(Data records)
-- start --
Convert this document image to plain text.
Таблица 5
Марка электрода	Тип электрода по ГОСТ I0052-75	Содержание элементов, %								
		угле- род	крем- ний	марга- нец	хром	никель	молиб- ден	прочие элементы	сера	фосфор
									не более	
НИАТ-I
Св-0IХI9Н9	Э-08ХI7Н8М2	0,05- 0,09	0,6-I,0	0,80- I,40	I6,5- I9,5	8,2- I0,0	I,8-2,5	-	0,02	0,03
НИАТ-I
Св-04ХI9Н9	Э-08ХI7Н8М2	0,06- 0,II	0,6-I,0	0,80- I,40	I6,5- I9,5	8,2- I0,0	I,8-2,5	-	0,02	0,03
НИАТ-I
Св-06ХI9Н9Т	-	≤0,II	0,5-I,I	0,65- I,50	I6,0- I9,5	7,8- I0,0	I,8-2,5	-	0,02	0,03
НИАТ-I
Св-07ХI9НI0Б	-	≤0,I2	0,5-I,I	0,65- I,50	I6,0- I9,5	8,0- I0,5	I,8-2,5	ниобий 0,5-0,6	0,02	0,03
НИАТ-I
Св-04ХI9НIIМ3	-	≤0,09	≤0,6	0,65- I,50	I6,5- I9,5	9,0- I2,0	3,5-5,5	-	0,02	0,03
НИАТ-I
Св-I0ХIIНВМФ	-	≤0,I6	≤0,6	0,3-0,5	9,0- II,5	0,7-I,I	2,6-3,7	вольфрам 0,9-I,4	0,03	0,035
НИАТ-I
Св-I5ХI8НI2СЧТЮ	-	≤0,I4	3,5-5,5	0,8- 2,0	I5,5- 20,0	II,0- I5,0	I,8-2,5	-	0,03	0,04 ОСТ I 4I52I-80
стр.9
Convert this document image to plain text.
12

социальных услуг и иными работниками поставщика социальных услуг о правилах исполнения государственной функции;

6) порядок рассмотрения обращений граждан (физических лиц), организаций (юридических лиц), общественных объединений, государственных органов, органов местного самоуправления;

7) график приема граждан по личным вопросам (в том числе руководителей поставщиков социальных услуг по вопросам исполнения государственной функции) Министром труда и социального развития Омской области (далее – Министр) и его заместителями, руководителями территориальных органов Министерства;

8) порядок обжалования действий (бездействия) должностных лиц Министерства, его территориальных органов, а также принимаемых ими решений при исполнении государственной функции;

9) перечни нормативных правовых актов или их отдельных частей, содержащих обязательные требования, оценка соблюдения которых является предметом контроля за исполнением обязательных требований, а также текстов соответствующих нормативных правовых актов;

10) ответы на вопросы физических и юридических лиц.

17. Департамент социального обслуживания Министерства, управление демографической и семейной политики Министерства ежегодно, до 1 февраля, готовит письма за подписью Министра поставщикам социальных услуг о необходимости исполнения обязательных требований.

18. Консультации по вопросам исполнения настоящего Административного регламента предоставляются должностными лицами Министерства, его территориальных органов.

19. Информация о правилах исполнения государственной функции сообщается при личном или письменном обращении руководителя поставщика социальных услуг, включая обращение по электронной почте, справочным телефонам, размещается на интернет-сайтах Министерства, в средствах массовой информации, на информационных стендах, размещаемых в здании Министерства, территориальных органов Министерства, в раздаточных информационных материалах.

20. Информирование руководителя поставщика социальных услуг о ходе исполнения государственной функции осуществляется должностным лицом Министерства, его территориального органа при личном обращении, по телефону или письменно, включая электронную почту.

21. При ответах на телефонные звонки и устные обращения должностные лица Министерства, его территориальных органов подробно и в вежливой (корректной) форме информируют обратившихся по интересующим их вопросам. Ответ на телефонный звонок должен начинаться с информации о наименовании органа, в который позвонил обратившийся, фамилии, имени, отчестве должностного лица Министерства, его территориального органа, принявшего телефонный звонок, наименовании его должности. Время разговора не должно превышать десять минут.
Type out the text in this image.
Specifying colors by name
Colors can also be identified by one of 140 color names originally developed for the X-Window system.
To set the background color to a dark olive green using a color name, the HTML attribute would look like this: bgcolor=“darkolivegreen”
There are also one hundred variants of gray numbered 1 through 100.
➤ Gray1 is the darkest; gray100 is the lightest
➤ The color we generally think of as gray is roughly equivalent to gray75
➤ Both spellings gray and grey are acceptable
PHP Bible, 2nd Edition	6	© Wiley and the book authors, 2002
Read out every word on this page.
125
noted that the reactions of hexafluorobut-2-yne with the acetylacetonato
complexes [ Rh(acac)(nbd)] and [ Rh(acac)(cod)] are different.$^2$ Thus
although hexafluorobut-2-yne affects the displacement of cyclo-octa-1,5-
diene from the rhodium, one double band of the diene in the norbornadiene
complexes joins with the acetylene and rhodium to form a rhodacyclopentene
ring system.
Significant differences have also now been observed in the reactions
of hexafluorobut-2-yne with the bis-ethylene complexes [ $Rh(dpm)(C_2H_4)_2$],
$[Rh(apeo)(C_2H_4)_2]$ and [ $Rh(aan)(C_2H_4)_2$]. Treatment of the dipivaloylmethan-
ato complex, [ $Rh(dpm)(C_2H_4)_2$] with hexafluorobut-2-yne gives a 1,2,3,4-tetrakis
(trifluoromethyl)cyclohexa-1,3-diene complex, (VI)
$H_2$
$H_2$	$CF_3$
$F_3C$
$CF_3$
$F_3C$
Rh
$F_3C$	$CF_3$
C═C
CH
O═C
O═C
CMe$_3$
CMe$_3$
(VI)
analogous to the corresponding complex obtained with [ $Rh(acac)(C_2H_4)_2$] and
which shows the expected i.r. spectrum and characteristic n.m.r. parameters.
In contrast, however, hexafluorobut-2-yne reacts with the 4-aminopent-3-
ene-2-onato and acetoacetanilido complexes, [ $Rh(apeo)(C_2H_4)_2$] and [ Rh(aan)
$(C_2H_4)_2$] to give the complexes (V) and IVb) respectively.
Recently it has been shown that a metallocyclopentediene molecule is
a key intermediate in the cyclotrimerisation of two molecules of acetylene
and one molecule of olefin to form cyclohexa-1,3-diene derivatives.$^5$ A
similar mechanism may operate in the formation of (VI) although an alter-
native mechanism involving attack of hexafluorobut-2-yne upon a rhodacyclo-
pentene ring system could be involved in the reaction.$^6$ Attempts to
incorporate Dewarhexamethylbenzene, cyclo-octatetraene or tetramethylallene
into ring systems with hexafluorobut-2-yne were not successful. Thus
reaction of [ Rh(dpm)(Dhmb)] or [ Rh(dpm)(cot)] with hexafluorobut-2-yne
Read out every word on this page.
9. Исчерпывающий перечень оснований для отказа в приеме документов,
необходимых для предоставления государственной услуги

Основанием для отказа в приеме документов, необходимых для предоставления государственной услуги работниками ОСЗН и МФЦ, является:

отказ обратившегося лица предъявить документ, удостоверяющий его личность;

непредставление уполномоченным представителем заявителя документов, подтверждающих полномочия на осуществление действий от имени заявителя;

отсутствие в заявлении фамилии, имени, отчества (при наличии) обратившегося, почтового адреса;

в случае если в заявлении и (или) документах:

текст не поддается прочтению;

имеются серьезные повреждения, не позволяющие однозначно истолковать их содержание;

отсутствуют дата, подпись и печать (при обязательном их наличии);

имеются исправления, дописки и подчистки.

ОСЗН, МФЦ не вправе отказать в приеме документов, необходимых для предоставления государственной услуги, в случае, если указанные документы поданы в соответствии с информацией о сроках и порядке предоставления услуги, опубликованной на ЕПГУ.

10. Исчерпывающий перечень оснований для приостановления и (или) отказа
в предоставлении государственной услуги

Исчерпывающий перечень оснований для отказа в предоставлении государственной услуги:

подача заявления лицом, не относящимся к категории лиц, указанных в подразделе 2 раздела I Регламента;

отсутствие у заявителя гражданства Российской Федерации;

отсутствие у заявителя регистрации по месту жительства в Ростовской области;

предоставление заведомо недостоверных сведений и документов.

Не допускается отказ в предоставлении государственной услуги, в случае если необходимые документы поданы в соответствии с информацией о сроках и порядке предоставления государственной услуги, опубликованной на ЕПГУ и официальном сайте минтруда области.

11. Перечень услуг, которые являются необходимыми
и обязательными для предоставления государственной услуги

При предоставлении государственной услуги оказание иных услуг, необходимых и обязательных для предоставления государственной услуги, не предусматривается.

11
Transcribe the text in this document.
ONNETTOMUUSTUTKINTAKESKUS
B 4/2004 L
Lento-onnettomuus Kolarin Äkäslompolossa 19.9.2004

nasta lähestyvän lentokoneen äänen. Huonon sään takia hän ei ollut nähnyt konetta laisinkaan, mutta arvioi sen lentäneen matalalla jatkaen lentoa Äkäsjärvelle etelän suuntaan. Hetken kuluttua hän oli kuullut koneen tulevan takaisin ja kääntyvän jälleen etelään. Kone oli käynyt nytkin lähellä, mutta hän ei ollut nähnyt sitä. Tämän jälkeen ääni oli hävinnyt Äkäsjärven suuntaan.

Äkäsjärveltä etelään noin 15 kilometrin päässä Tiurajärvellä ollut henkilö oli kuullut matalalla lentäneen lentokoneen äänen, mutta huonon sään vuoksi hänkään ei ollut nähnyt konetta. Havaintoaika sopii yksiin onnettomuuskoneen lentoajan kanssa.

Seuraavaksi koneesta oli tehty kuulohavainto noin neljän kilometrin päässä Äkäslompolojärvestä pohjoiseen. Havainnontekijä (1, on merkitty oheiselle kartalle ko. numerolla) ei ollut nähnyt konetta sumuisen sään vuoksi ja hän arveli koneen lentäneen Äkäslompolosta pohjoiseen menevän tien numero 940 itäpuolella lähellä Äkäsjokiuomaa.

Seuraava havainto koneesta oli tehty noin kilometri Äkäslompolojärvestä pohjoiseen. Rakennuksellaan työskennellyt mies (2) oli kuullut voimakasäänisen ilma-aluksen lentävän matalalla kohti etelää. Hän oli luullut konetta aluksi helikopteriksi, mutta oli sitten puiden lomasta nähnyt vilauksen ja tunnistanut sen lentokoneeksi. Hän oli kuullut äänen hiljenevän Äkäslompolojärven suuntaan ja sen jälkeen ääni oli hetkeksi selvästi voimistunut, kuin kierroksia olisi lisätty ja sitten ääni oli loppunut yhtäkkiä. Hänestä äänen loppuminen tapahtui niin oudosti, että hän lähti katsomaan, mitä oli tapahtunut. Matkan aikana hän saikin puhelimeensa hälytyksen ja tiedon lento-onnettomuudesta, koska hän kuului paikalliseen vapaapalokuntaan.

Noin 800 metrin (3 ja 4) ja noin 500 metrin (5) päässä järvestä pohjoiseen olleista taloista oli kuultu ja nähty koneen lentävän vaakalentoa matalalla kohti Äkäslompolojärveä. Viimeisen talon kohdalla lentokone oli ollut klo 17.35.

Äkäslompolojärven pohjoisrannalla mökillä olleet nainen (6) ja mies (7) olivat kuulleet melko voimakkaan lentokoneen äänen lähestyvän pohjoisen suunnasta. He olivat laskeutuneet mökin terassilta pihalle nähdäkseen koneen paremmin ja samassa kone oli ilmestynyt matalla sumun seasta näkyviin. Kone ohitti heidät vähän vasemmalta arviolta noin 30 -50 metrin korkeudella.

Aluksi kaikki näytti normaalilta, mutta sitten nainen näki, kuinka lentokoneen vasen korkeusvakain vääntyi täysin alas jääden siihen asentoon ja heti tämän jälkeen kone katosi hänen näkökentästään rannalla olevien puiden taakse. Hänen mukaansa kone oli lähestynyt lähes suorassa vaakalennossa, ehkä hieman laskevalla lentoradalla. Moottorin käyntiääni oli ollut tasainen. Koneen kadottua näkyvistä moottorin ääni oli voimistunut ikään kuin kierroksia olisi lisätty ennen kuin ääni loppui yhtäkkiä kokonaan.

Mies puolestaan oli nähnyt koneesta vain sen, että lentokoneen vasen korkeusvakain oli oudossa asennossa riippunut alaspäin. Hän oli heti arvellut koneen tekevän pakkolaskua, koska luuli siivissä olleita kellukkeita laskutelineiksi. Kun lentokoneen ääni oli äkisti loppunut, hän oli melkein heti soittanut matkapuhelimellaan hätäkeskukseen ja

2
-- end --
▶ _WHAT IS REQUIRED_
In the entries above, find every line holding the word "заявителя" and copy it out.

▶ _PROBLEM SOLUTION_
непредставление уполномоченным представителем заявителя документов, подтверждающих полномочия на осуществление действий от имени заявителя;
отсутствие у заявителя гражданства Российской Федерации;
отсутствие у заявителя регистрации по месту жительства в Ростовской области;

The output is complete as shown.